Problem requirements.
Reproduce the data exactly.

Supplied entries.

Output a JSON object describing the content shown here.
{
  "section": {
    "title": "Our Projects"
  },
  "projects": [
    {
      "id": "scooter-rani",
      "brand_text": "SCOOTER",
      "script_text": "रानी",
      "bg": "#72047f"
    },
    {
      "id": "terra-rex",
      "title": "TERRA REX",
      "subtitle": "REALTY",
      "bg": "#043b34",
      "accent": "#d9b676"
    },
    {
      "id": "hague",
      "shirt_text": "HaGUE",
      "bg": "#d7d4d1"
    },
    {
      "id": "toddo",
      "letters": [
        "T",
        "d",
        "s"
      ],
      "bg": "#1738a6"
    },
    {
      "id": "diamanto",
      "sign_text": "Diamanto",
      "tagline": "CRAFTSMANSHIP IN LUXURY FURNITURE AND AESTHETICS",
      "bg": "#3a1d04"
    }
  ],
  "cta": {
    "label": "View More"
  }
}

The reply.
Output a JSON object describing the content shown here.
{
  "section": {
    "title": "Our Projects"
  },
  "projects": [
    {
      "id": "scooter-rani",
      "brand_text": "SCOOTER",
      "script_text": "रानी",
      "bg": "#72047f"
    },
    {
      "id": "terra-rex",
      "title": "TERRA REX",
      "subtitle": "REALTY",
      "bg": "#043b34",
      "accent": "#d9b676"
    },
    {
      "id": "hague",
      "shirt_text": "HaGUE",
      "bg": "#d7d4d1"
    },
    {
      "id": "toddo",
      "letters": [
        "T",
        "d",
        "s"
      ],
      "bg": "#1738a6"
    },
    {
      "id": "diamanto",
      "sign_text": "Diamanto",
      "tagline": "CRAFTSMANSHIP IN LUXURY FURNITURE AND AESTHETICS",
      "bg": "#3a1d04"
    }
  ],
  "cta": {
    "label": "View More"
  }
}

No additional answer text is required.